Entries provided »
>>

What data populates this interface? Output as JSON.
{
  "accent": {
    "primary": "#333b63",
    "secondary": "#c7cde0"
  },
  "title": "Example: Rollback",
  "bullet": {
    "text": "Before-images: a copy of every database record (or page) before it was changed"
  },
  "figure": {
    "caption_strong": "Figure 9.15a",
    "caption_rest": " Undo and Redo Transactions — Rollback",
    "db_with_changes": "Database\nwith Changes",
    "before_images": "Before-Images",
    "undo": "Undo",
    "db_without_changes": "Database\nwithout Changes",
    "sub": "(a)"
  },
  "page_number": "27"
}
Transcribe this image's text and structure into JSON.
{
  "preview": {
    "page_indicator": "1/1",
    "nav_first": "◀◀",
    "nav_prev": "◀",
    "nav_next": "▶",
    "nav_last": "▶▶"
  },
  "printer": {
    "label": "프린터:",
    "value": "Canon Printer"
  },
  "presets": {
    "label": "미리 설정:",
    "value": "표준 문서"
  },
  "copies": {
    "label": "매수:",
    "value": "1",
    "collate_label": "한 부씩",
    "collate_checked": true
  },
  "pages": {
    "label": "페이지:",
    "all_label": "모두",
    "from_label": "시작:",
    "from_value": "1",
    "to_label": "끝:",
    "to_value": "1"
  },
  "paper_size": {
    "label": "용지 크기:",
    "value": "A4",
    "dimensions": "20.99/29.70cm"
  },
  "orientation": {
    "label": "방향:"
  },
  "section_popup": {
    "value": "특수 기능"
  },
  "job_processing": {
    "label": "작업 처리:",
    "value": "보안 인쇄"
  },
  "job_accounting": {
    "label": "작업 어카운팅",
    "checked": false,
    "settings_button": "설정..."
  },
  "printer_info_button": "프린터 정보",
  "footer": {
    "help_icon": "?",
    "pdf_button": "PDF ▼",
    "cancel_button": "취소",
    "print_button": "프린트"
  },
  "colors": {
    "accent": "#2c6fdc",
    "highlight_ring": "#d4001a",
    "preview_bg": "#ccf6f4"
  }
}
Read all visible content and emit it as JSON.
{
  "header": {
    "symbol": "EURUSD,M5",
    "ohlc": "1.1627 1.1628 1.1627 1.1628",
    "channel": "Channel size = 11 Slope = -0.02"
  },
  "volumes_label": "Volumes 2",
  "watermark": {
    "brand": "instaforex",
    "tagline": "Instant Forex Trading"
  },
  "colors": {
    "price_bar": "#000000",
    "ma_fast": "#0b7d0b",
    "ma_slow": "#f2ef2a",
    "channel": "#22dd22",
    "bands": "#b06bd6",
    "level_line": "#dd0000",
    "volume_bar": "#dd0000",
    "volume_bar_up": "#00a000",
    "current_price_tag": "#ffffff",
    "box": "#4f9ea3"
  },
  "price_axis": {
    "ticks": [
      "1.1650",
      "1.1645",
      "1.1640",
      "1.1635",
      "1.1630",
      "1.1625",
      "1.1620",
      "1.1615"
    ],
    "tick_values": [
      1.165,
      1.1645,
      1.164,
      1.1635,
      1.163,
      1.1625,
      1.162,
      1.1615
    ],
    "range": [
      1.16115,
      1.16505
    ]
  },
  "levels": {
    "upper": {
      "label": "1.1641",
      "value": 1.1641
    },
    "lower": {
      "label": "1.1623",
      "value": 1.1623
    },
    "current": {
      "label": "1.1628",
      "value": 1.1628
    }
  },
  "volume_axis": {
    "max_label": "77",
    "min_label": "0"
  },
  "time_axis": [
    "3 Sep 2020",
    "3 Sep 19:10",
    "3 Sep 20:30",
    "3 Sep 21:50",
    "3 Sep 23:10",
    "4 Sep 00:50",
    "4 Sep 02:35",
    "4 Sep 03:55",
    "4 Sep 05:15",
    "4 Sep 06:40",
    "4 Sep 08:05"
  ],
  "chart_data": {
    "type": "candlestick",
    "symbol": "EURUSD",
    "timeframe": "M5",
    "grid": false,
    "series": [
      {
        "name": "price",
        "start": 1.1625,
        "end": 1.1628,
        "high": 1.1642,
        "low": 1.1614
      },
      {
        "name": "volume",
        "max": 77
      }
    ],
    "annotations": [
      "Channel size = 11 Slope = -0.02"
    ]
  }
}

<<
>>

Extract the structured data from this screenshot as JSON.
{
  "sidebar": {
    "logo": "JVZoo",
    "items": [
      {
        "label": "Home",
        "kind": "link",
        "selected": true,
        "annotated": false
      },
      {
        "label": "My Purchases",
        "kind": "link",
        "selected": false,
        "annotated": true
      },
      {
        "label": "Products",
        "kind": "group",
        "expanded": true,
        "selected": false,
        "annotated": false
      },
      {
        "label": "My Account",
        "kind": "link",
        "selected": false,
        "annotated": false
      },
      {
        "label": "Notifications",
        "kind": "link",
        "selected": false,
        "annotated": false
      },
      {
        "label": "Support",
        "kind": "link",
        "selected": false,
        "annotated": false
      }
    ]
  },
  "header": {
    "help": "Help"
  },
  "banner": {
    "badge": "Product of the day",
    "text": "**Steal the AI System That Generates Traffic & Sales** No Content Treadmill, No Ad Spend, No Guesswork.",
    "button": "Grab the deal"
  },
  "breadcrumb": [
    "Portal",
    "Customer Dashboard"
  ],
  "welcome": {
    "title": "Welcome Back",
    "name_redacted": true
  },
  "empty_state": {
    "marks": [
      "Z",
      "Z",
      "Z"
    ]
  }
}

<<
>>

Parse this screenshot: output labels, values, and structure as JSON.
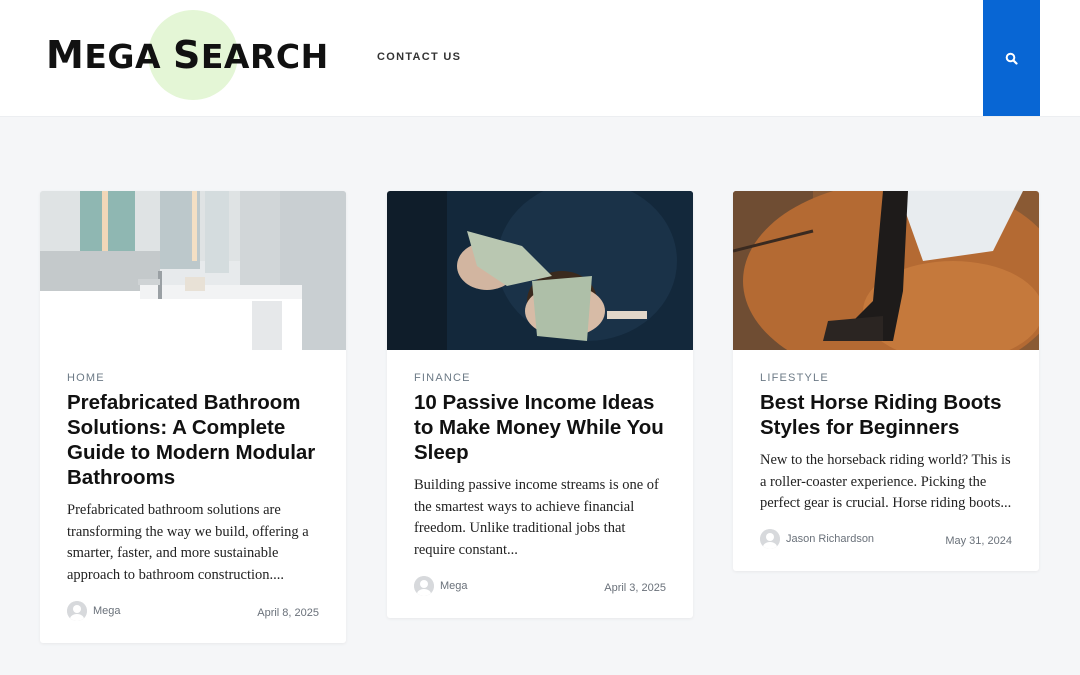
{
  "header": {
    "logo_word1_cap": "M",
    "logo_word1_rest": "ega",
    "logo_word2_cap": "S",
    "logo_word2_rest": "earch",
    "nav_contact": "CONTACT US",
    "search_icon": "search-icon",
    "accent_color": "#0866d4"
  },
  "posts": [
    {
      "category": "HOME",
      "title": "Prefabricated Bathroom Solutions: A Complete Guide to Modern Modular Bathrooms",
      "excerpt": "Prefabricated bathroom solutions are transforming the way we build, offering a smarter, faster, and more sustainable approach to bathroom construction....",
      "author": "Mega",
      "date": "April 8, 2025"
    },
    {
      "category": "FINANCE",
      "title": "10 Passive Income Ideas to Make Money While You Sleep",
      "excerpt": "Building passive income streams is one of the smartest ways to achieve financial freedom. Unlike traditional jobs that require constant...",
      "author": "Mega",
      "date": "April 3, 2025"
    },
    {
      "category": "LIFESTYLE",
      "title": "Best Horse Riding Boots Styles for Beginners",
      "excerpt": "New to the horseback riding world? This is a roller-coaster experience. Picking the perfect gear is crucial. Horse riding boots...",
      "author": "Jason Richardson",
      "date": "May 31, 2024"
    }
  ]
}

<<

The exercise » Scan the listing above and copy all lines containing the word "Undo".

Solved problem »
    "caption_rest": " Undo and Redo Transactions — Rollback",
    "undo": "Undo",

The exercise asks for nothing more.